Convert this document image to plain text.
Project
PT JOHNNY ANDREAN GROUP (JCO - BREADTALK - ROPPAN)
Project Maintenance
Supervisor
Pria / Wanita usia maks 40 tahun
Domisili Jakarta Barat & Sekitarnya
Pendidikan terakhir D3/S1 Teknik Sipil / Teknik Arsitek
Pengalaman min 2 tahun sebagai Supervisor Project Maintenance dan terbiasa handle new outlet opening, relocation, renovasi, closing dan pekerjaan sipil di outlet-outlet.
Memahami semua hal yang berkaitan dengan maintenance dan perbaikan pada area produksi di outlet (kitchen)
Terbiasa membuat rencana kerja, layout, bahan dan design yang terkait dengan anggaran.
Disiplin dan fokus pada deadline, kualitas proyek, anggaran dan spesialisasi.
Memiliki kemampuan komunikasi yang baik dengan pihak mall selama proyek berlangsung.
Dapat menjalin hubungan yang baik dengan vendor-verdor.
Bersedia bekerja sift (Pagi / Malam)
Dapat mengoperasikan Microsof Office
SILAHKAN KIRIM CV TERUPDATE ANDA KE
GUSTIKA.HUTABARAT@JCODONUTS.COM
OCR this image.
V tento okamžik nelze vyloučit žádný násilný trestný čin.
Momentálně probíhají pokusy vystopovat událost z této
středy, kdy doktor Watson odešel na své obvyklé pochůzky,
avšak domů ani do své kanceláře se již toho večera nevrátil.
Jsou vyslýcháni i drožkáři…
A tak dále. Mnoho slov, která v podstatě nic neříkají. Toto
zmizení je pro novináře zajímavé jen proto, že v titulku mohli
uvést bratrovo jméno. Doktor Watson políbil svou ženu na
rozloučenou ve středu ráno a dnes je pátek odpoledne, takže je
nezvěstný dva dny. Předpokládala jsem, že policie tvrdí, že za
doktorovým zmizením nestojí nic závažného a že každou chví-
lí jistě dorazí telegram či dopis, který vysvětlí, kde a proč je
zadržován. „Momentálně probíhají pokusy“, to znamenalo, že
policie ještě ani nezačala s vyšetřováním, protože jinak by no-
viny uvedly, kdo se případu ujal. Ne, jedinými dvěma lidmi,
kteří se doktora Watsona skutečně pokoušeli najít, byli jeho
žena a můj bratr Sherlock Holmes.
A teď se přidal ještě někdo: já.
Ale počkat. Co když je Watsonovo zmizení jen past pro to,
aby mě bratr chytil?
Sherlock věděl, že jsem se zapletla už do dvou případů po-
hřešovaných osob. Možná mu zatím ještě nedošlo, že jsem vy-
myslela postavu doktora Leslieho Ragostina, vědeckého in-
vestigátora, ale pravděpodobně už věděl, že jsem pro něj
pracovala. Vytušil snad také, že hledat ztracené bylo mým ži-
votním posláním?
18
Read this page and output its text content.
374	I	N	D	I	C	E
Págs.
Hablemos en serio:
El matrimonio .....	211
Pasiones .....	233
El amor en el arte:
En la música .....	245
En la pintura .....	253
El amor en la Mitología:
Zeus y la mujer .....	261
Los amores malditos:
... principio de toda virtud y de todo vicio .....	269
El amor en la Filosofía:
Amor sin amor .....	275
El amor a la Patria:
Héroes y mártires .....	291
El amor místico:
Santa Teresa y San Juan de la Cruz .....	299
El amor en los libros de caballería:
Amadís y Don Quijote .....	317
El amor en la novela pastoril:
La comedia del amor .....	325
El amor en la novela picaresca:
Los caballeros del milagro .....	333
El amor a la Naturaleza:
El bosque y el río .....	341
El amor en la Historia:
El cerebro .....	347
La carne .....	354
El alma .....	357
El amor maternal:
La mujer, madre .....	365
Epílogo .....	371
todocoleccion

━━━━━━━━━━━━━━━━━━━━

Repeat every entry exactly, please.

**RESULT:**
Convert this document image to plain text.
Project
PT JOHNNY ANDREAN GROUP (JCO - BREADTALK - ROPPAN)
Project Maintenance
Supervisor
Pria / Wanita usia maks 40 tahun
Domisili Jakarta Barat & Sekitarnya
Pendidikan terakhir D3/S1 Teknik Sipil / Teknik Arsitek
Pengalaman min 2 tahun sebagai Supervisor Project Maintenance dan terbiasa handle new outlet opening, relocation, renovasi, closing dan pekerjaan sipil di outlet-outlet.
Memahami semua hal yang berkaitan dengan maintenance dan perbaikan pada area produksi di outlet (kitchen)
Terbiasa membuat rencana kerja, layout, bahan dan design yang terkait dengan anggaran.
Disiplin dan fokus pada deadline, kualitas proyek, anggaran dan spesialisasi.
Memiliki kemampuan komunikasi yang baik dengan pihak mall selama proyek berlangsung.
Dapat menjalin hubungan yang baik dengan vendor-verdor.
Bersedia bekerja sift (Pagi / Malam)
Dapat mengoperasikan Microsof Office
SILAHKAN KIRIM CV TERUPDATE ANDA KE
GUSTIKA.HUTABARAT@JCODONUTS.COM
OCR this image.
V tento okamžik nelze vyloučit žádný násilný trestný čin.
Momentálně probíhají pokusy vystopovat událost z této
středy, kdy doktor Watson odešel na své obvyklé pochůzky,
avšak domů ani do své kanceláře se již toho večera nevrátil.
Jsou vyslýcháni i drožkáři…
A tak dále. Mnoho slov, která v podstatě nic neříkají. Toto
zmizení je pro novináře zajímavé jen proto, že v titulku mohli
uvést bratrovo jméno. Doktor Watson políbil svou ženu na
rozloučenou ve středu ráno a dnes je pátek odpoledne, takže je
nezvěstný dva dny. Předpokládala jsem, že policie tvrdí, že za
doktorovým zmizením nestojí nic závažného a že každou chví-
lí jistě dorazí telegram či dopis, který vysvětlí, kde a proč je
zadržován. „Momentálně probíhají pokusy“, to znamenalo, že
policie ještě ani nezačala s vyšetřováním, protože jinak by no-
viny uvedly, kdo se případu ujal. Ne, jedinými dvěma lidmi,
kteří se doktora Watsona skutečně pokoušeli najít, byli jeho
žena a můj bratr Sherlock Holmes.
A teď se přidal ještě někdo: já.
Ale počkat. Co když je Watsonovo zmizení jen past pro to,
aby mě bratr chytil?
Sherlock věděl, že jsem se zapletla už do dvou případů po-
hřešovaných osob. Možná mu zatím ještě nedošlo, že jsem vy-
myslela postavu doktora Leslieho Ragostina, vědeckého in-
vestigátora, ale pravděpodobně už věděl, že jsem pro něj
pracovala. Vytušil snad také, že hledat ztracené bylo mým ži-
votním posláním?
18
Read this page and output its text content.
374	I	N	D	I	C	E
Págs.
Hablemos en serio:
El matrimonio .....	211
Pasiones .....	233
El amor en el arte:
En la música .....	245
En la pintura .....	253
El amor en la Mitología:
Zeus y la mujer .....	261
Los amores malditos:
... principio de toda virtud y de todo vicio .....	269
El amor en la Filosofía:
Amor sin amor .....	275
El amor a la Patria:
Héroes y mártires .....	291
El amor místico:
Santa Teresa y San Juan de la Cruz .....	299
El amor en los libros de caballería:
Amadís y Don Quijote .....	317
El amor en la novela pastoril:
La comedia del amor .....	325
El amor en la novela picaresca:
Los caballeros del milagro .....	333
El amor a la Naturaleza:
El bosque y el río .....	341
El amor en la Historia:
El cerebro .....	347
La carne .....	354
El alma .....	357
El amor maternal:
La mujer, madre .....	365
Epílogo .....	371
todocoleccion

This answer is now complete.